Input records ->
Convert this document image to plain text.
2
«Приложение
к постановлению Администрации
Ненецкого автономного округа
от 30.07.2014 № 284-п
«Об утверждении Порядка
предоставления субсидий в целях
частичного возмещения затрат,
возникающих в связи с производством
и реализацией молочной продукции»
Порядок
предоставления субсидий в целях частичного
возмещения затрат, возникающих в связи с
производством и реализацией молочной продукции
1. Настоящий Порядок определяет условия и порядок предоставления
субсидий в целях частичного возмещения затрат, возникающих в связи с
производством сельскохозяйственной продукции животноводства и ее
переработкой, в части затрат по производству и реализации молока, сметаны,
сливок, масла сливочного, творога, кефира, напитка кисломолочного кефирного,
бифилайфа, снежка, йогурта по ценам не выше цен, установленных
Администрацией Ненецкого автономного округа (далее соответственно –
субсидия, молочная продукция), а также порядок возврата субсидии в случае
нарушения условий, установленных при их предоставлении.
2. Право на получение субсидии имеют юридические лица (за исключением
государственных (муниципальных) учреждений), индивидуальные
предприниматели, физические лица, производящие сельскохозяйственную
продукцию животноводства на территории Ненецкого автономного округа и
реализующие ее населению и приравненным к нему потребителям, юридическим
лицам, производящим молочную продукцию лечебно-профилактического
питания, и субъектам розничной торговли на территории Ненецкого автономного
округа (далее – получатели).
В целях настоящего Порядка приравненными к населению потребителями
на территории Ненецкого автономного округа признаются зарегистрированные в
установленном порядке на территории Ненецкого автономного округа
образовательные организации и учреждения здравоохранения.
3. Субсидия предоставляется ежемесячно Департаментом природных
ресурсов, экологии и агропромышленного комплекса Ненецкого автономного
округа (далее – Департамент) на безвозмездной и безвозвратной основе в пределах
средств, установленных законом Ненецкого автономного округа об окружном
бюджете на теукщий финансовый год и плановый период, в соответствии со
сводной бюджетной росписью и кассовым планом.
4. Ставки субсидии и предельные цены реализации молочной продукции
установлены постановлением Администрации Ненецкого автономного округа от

Instructions to follow -> Show every line of the listing in which the string "Администрации" can be found.

Solution ->
к постановлению Администрации
установлены постановлением Администрации Ненецкого автономного округа от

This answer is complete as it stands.